* _Required task_:
Word for word, give the material below again, minus any images.

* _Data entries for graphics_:

## begin

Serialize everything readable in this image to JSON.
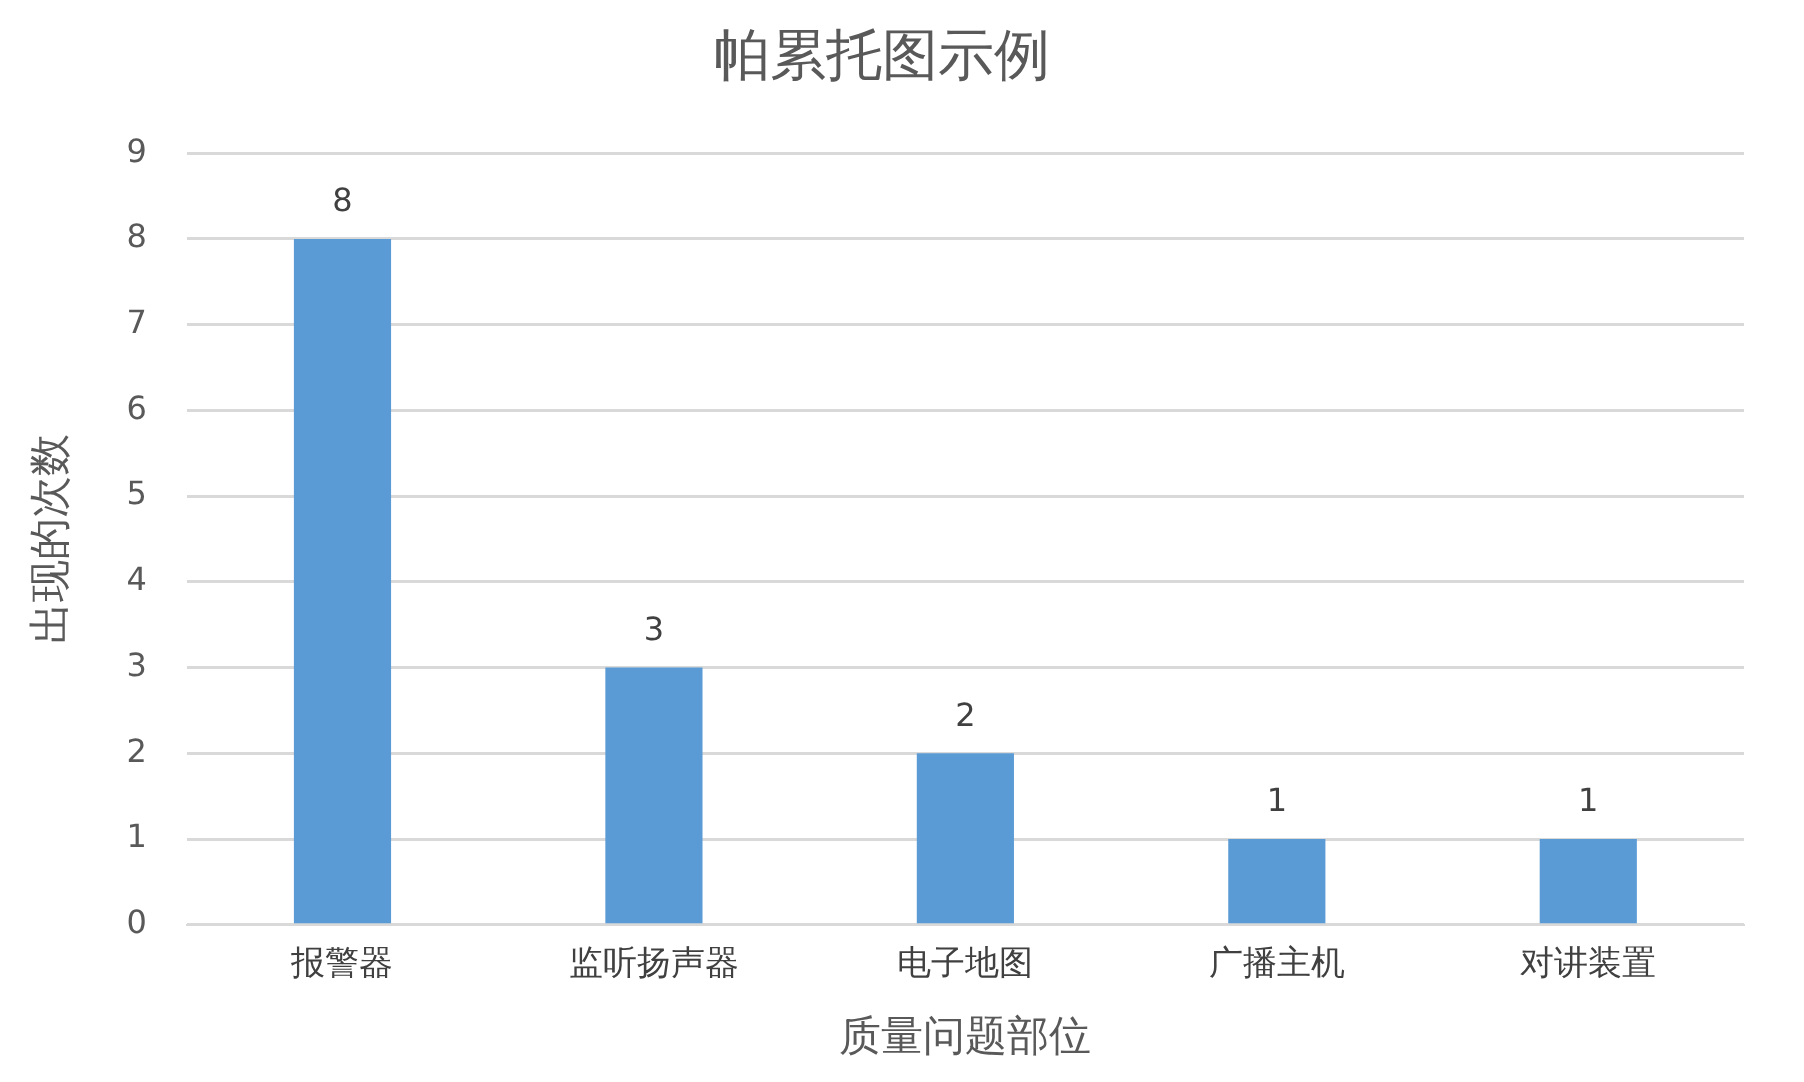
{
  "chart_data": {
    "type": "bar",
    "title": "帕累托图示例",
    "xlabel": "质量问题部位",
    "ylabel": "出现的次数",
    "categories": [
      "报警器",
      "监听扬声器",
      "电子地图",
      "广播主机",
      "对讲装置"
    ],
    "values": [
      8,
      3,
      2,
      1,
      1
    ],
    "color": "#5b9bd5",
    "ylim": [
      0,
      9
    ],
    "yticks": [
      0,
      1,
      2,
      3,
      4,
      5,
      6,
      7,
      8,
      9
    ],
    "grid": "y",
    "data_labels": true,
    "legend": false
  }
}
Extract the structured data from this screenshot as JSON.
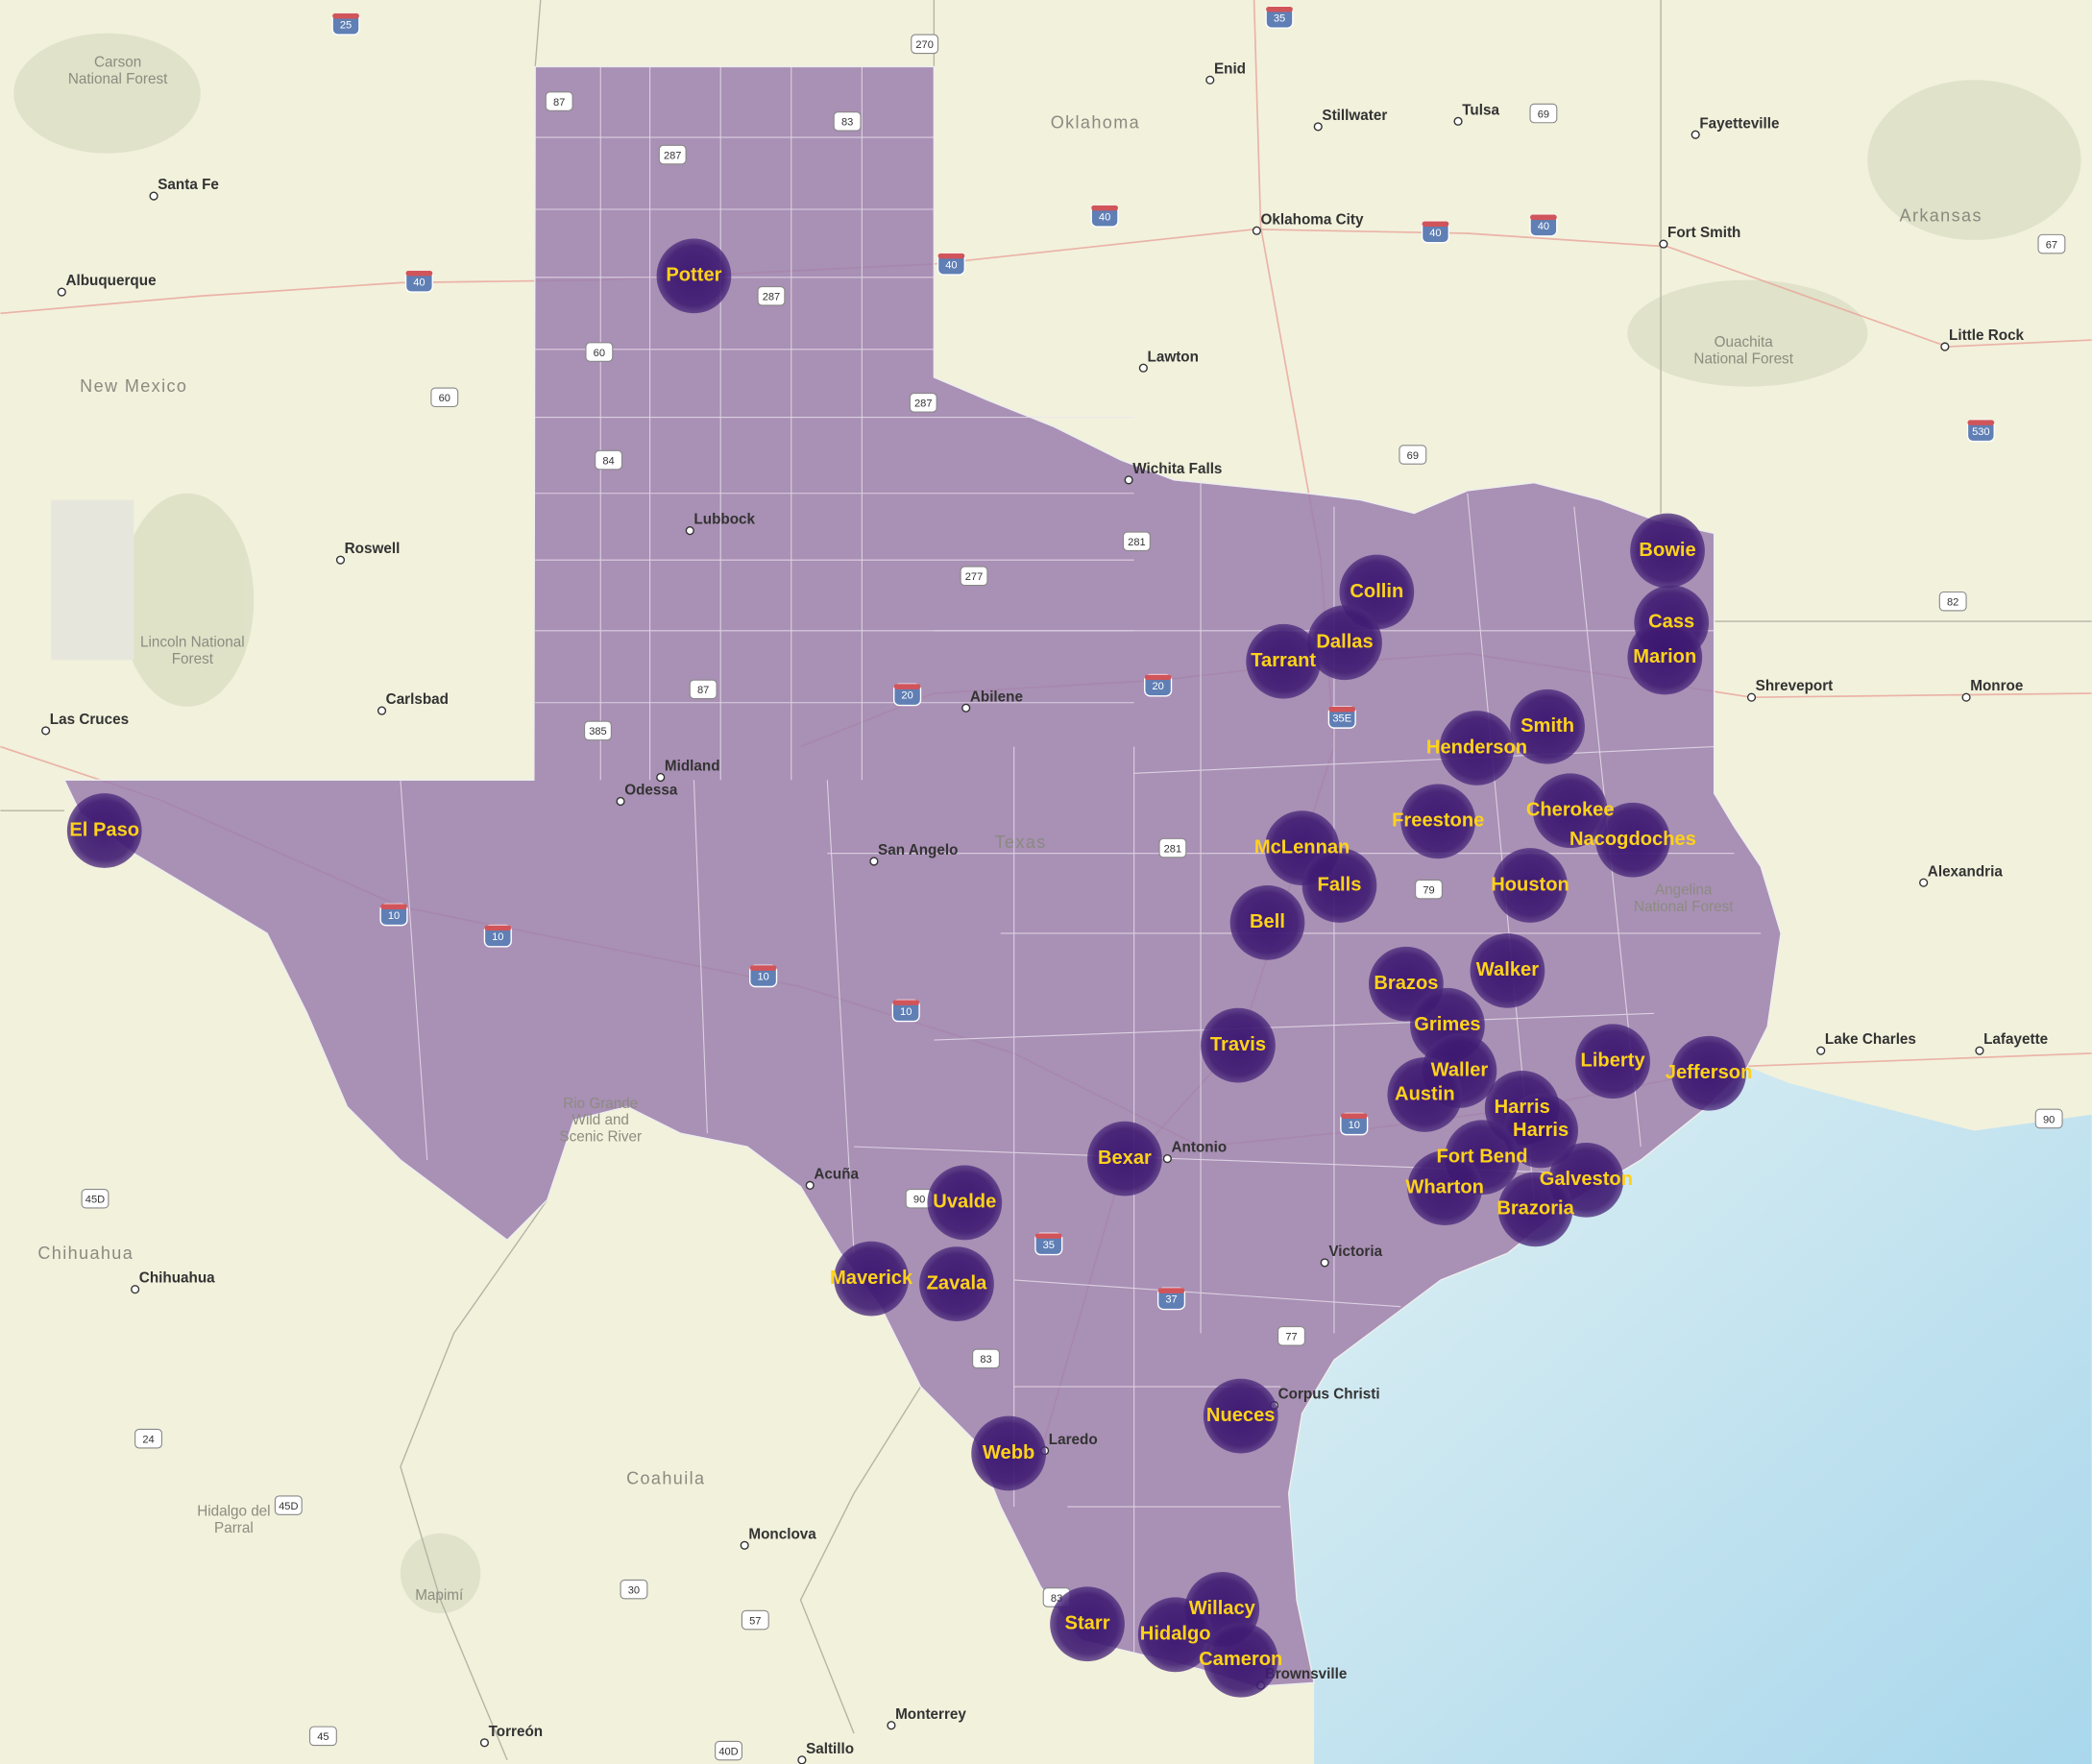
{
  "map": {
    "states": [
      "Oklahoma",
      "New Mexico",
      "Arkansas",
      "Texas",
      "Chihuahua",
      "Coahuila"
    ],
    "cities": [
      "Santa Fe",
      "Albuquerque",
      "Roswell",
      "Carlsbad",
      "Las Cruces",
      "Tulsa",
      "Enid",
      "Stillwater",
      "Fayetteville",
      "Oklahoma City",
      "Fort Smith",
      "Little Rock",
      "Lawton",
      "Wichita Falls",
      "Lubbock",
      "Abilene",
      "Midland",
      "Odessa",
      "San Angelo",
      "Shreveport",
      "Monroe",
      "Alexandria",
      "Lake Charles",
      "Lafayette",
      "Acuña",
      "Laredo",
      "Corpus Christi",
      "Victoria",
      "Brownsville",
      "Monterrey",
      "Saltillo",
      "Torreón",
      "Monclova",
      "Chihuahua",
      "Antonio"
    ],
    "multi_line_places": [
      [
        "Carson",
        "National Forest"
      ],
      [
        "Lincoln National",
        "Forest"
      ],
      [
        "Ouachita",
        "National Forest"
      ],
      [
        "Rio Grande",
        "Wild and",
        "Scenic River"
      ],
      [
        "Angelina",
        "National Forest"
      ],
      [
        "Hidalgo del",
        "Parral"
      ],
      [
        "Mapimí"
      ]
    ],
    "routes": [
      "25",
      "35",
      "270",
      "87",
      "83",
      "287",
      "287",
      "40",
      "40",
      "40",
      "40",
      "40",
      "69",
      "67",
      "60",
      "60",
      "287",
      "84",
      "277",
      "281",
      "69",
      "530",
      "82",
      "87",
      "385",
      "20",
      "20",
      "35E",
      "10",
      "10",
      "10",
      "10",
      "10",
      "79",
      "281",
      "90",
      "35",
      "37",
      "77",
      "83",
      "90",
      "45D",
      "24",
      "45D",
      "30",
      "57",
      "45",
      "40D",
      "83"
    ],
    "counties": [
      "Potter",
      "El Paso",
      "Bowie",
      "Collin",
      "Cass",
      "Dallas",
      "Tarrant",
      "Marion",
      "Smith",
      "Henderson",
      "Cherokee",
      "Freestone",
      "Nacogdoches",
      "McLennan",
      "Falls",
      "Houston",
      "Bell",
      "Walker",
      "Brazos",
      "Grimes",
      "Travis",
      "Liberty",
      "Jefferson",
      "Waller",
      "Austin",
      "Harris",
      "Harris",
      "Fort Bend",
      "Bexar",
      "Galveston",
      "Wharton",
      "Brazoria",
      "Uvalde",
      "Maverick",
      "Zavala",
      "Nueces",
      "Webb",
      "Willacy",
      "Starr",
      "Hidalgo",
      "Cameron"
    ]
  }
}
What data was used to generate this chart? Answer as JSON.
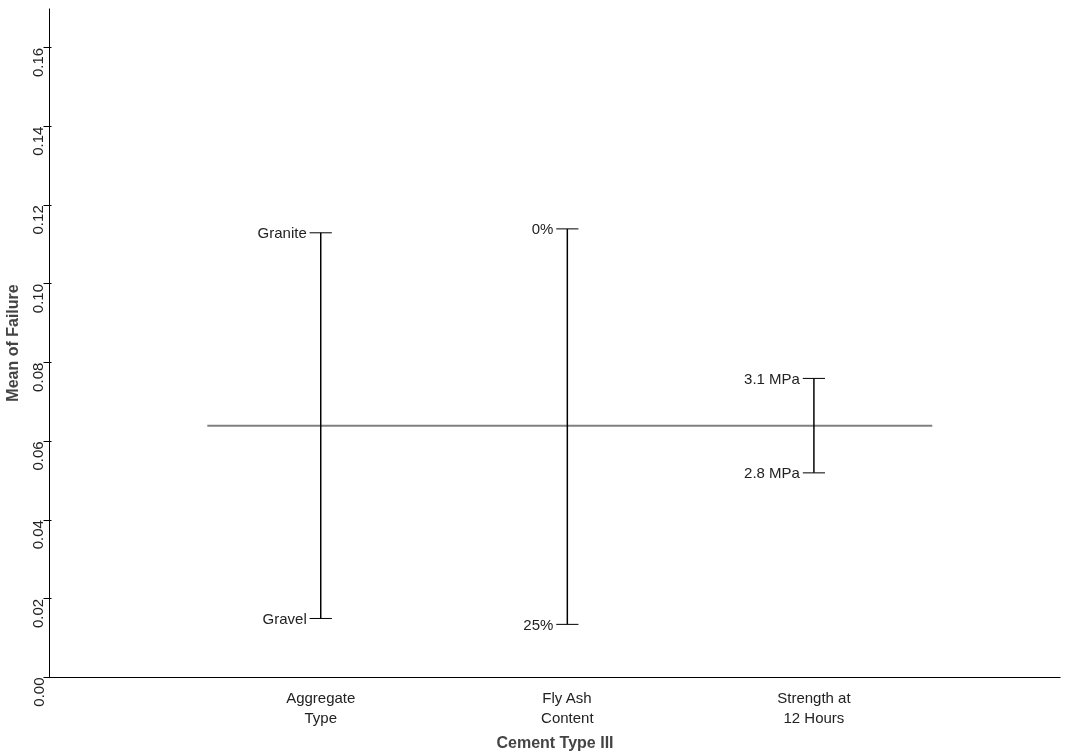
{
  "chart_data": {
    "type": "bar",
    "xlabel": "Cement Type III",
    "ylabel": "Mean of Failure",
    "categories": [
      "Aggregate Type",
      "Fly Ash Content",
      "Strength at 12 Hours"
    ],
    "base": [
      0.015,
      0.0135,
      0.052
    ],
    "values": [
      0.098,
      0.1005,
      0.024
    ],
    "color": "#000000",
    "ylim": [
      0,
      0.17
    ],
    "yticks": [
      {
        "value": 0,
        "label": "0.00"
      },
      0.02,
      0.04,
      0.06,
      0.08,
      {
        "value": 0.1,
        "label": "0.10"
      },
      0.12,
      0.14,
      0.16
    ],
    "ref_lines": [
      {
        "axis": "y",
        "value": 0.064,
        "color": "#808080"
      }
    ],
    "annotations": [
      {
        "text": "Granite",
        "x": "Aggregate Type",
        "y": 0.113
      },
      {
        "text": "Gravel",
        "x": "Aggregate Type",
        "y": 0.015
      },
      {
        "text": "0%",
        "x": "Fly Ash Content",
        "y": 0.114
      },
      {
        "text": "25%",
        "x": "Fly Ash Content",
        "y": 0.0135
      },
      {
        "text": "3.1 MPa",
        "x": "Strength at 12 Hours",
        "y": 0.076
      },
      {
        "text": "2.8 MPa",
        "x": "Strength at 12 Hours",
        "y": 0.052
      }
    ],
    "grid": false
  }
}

## end

* _Solved exercise_:
Serialize everything readable in this image to JSON.
{
  "chart_data": {
    "type": "bar",
    "title": "帕累托图示例",
    "xlabel": "质量问题部位",
    "ylabel": "出现的次数",
    "categories": [
      "报警器",
      "监听扬声器",
      "电子地图",
      "广播主机",
      "对讲装置"
    ],
    "values": [
      8,
      3,
      2,
      1,
      1
    ],
    "color": "#5b9bd5",
    "ylim": [
      0,
      9
    ],
    "yticks": [
      0,
      1,
      2,
      3,
      4,
      5,
      6,
      7,
      8,
      9
    ],
    "grid": "y",
    "data_labels": true,
    "legend": false
  }
}
Extract the structured data from this screenshot as JSON.
{
  "map": {
    "states": [
      "Oklahoma",
      "New Mexico",
      "Arkansas",
      "Texas",
      "Chihuahua",
      "Coahuila"
    ],
    "cities": [
      "Santa Fe",
      "Albuquerque",
      "Roswell",
      "Carlsbad",
      "Las Cruces",
      "Tulsa",
      "Enid",
      "Stillwater",
      "Fayetteville",
      "Oklahoma City",
      "Fort Smith",
      "Little Rock",
      "Lawton",
      "Wichita Falls",
      "Lubbock",
      "Abilene",
      "Midland",
      "Odessa",
      "San Angelo",
      "Shreveport",
      "Monroe",
      "Alexandria",
      "Lake Charles",
      "Lafayette",
      "Acuña",
      "Laredo",
      "Corpus Christi",
      "Victoria",
      "Brownsville",
      "Monterrey",
      "Saltillo",
      "Torreón",
      "Monclova",
      "Chihuahua",
      "Antonio"
    ],
    "multi_line_places": [
      [
        "Carson",
        "National Forest"
      ],
      [
        "Lincoln National",
        "Forest"
      ],
      [
        "Ouachita",
        "National Forest"
      ],
      [
        "Rio Grande",
        "Wild and",
        "Scenic River"
      ],
      [
        "Angelina",
        "National Forest"
      ],
      [
        "Hidalgo del",
        "Parral"
      ],
      [
        "Mapimí"
      ]
    ],
    "routes": [
      "25",
      "35",
      "270",
      "87",
      "83",
      "287",
      "287",
      "40",
      "40",
      "40",
      "40",
      "40",
      "69",
      "67",
      "60",
      "60",
      "287",
      "84",
      "277",
      "281",
      "69",
      "530",
      "82",
      "87",
      "385",
      "20",
      "20",
      "35E",
      "10",
      "10",
      "10",
      "10",
      "10",
      "79",
      "281",
      "90",
      "35",
      "37",
      "77",
      "83",
      "90",
      "45D",
      "24",
      "45D",
      "30",
      "57",
      "45",
      "40D",
      "83"
    ],
    "counties": [
      "Potter",
      "El Paso",
      "Bowie",
      "Collin",
      "Cass",
      "Dallas",
      "Tarrant",
      "Marion",
      "Smith",
      "Henderson",
      "Cherokee",
      "Freestone",
      "Nacogdoches",
      "McLennan",
      "Falls",
      "Houston",
      "Bell",
      "Walker",
      "Brazos",
      "Grimes",
      "Travis",
      "Liberty",
      "Jefferson",
      "Waller",
      "Austin",
      "Harris",
      "Harris",
      "Fort Bend",
      "Bexar",
      "Galveston",
      "Wharton",
      "Brazoria",
      "Uvalde",
      "Maverick",
      "Zavala",
      "Nueces",
      "Webb",
      "Willacy",
      "Starr",
      "Hidalgo",
      "Cameron"
    ]
  }
}
What data was used to generate this chart? Answer as JSON.
{
  "chart_data": {
    "type": "bar",
    "xlabel": "Cement Type III",
    "ylabel": "Mean of Failure",
    "categories": [
      "Aggregate Type",
      "Fly Ash Content",
      "Strength at 12 Hours"
    ],
    "base": [
      0.015,
      0.0135,
      0.052
    ],
    "values": [
      0.098,
      0.1005,
      0.024
    ],
    "color": "#000000",
    "ylim": [
      0,
      0.17
    ],
    "yticks": [
      {
        "value": 0,
        "label": "0.00"
      },
      0.02,
      0.04,
      0.06,
      0.08,
      {
        "value": 0.1,
        "label": "0.10"
      },
      0.12,
      0.14,
      0.16
    ],
    "ref_lines": [
      {
        "axis": "y",
        "value": 0.064,
        "color": "#808080"
      }
    ],
    "annotations": [
      {
        "text": "Granite",
        "x": "Aggregate Type",
        "y": 0.113
      },
      {
        "text": "Gravel",
        "x": "Aggregate Type",
        "y": 0.015
      },
      {
        "text": "0%",
        "x": "Fly Ash Content",
        "y": 0.114
      },
      {
        "text": "25%",
        "x": "Fly Ash Content",
        "y": 0.0135
      },
      {
        "text": "3.1 MPa",
        "x": "Strength at 12 Hours",
        "y": 0.076
      },
      {
        "text": "2.8 MPa",
        "x": "Strength at 12 Hours",
        "y": 0.052
      }
    ],
    "grid": false
  }
}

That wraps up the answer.